Task description: Could you copy every line from the material below in which "name" appears?

Information provided:
+++

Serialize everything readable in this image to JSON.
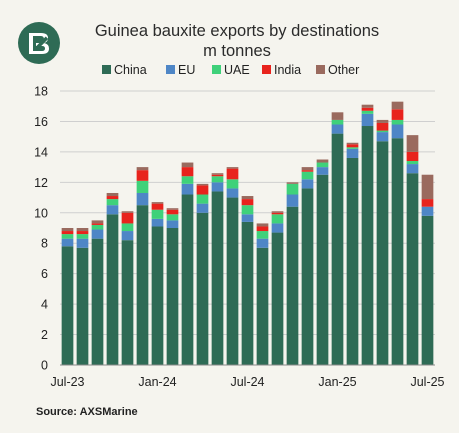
{
  "chart_data": {
    "type": "bar",
    "stacked": true,
    "title": "Guinea bauxite exports by destinations",
    "subtitle": "m tonnes",
    "source": "Source: AXSMarine",
    "ylim": [
      0,
      18
    ],
    "yticks": [
      0,
      2,
      4,
      6,
      8,
      10,
      12,
      14,
      16,
      18
    ],
    "grid": true,
    "legend_position": "top",
    "x_tick_labels": [
      "Jul-23",
      "Jan-24",
      "Jul-24",
      "Jan-25",
      "Jul-25"
    ],
    "x_tick_index": [
      0,
      6,
      12,
      18,
      24
    ],
    "categories": [
      "Jul-23",
      "Aug-23",
      "Sep-23",
      "Oct-23",
      "Nov-23",
      "Dec-23",
      "Jan-24",
      "Feb-24",
      "Mar-24",
      "Apr-24",
      "May-24",
      "Jun-24",
      "Jul-24",
      "Aug-24",
      "Sep-24",
      "Oct-24",
      "Nov-24",
      "Dec-24",
      "Jan-25",
      "Feb-25",
      "Mar-25",
      "Apr-25",
      "May-25",
      "Jun-25",
      "Jul-25"
    ],
    "series": [
      {
        "name": "China",
        "color": "#2e6b55",
        "values": [
          7.8,
          7.7,
          8.3,
          9.9,
          8.2,
          10.5,
          9.1,
          9.0,
          11.2,
          10.0,
          11.4,
          11.0,
          9.4,
          7.7,
          8.7,
          10.4,
          11.6,
          12.5,
          15.2,
          13.6,
          15.7,
          14.7,
          14.9,
          12.6,
          9.8
        ]
      },
      {
        "name": "EU",
        "color": "#4e86c6",
        "values": [
          0.5,
          0.6,
          0.6,
          0.6,
          0.6,
          0.8,
          0.5,
          0.5,
          0.7,
          0.6,
          0.6,
          0.6,
          0.5,
          0.6,
          0.6,
          0.8,
          0.6,
          0.5,
          0.6,
          0.6,
          0.8,
          0.6,
          0.9,
          0.6,
          0.6
        ]
      },
      {
        "name": "UAE",
        "color": "#3fd17a",
        "values": [
          0.3,
          0.3,
          0.3,
          0.4,
          0.5,
          0.8,
          0.6,
          0.4,
          0.5,
          0.6,
          0.4,
          0.6,
          0.6,
          0.5,
          0.6,
          0.7,
          0.5,
          0.3,
          0.3,
          0.1,
          0.2,
          0.1,
          0.3,
          0.2,
          0.0
        ]
      },
      {
        "name": "India",
        "color": "#e8231d",
        "values": [
          0.2,
          0.2,
          0.1,
          0.2,
          0.7,
          0.7,
          0.4,
          0.3,
          0.6,
          0.6,
          0.1,
          0.7,
          0.4,
          0.3,
          0.1,
          0.0,
          0.1,
          0.0,
          0.0,
          0.2,
          0.2,
          0.5,
          0.7,
          0.6,
          0.5
        ]
      },
      {
        "name": "Other",
        "color": "#9a6a5e",
        "values": [
          0.2,
          0.2,
          0.2,
          0.2,
          0.1,
          0.2,
          0.1,
          0.1,
          0.3,
          0.1,
          0.1,
          0.1,
          0.2,
          0.2,
          0.1,
          0.1,
          0.2,
          0.2,
          0.5,
          0.1,
          0.2,
          0.2,
          0.5,
          1.1,
          1.6
        ]
      }
    ]
  },
  "header": {
    "logo_alt": "bank-logo"
  }
}
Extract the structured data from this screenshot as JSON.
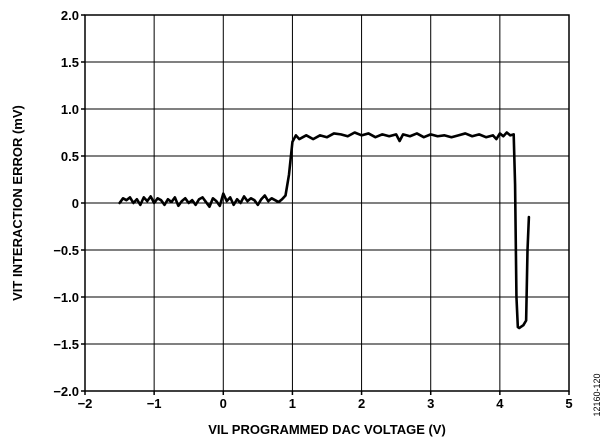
{
  "chart_data": {
    "type": "line",
    "title": "",
    "xlabel": "VIL PROGRAMMED DAC VOLTAGE (V)",
    "ylabel": "VIT INTERACTION ERROR (mV)",
    "xlim": [
      -2,
      5
    ],
    "ylim": [
      -2.0,
      2.0
    ],
    "x_ticks": [
      -2,
      -1,
      0,
      1,
      2,
      3,
      4,
      5
    ],
    "x_tick_labels": [
      "−2",
      "−1",
      "0",
      "1",
      "2",
      "3",
      "4",
      "5"
    ],
    "y_ticks": [
      -2.0,
      -1.5,
      -1.0,
      -0.5,
      0,
      0.5,
      1.0,
      1.5,
      2.0
    ],
    "y_tick_labels": [
      "−2.0",
      "−1.5",
      "−1.0",
      "−0.5",
      "0",
      "0.5",
      "1.0",
      "1.5",
      "2.0"
    ],
    "grid": true,
    "figure_id": "12160-120",
    "series": [
      {
        "x": [
          -1.5,
          -1.45,
          -1.4,
          -1.35,
          -1.3,
          -1.25,
          -1.2,
          -1.15,
          -1.1,
          -1.05,
          -1.0,
          -0.95,
          -0.9,
          -0.85,
          -0.8,
          -0.75,
          -0.7,
          -0.65,
          -0.6,
          -0.55,
          -0.5,
          -0.45,
          -0.4,
          -0.35,
          -0.3,
          -0.25,
          -0.2,
          -0.15,
          -0.1,
          -0.05,
          0.0,
          0.05,
          0.1,
          0.15,
          0.2,
          0.25,
          0.3,
          0.35,
          0.4,
          0.45,
          0.5,
          0.55,
          0.6,
          0.65,
          0.7,
          0.75,
          0.8,
          0.85,
          0.9,
          0.95,
          1.0,
          1.05,
          1.1,
          1.15,
          1.2,
          1.3,
          1.4,
          1.5,
          1.6,
          1.7,
          1.8,
          1.9,
          2.0,
          2.1,
          2.2,
          2.3,
          2.4,
          2.5,
          2.55,
          2.6,
          2.7,
          2.8,
          2.9,
          3.0,
          3.1,
          3.2,
          3.3,
          3.4,
          3.5,
          3.6,
          3.7,
          3.8,
          3.9,
          3.95,
          4.0,
          4.05,
          4.1,
          4.15,
          4.2,
          4.22,
          4.24,
          4.26,
          4.28,
          4.3,
          4.34,
          4.38,
          4.4,
          4.42
        ],
        "y": [
          0.0,
          0.05,
          0.03,
          0.06,
          0.0,
          0.04,
          -0.02,
          0.06,
          0.02,
          0.07,
          0.0,
          0.05,
          0.03,
          -0.02,
          0.04,
          0.01,
          0.06,
          -0.03,
          0.02,
          0.05,
          0.0,
          0.03,
          -0.02,
          0.04,
          0.06,
          0.01,
          -0.04,
          0.05,
          0.02,
          -0.03,
          0.1,
          0.02,
          0.06,
          -0.02,
          0.04,
          0.0,
          0.07,
          0.02,
          0.05,
          0.03,
          -0.02,
          0.04,
          0.08,
          0.02,
          0.05,
          0.03,
          0.01,
          0.04,
          0.08,
          0.3,
          0.65,
          0.72,
          0.68,
          0.7,
          0.72,
          0.68,
          0.72,
          0.7,
          0.74,
          0.73,
          0.71,
          0.75,
          0.72,
          0.74,
          0.7,
          0.73,
          0.71,
          0.73,
          0.66,
          0.73,
          0.71,
          0.74,
          0.7,
          0.73,
          0.71,
          0.72,
          0.7,
          0.72,
          0.74,
          0.71,
          0.73,
          0.7,
          0.72,
          0.68,
          0.74,
          0.71,
          0.75,
          0.72,
          0.73,
          0.2,
          -1.0,
          -1.32,
          -1.33,
          -1.32,
          -1.3,
          -1.25,
          -0.5,
          -0.15
        ]
      }
    ]
  }
}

+++

Correct result:
        "name": "China",
        "name": "EU",
        "name": "UAE",
        "name": "India",
        "name": "Other",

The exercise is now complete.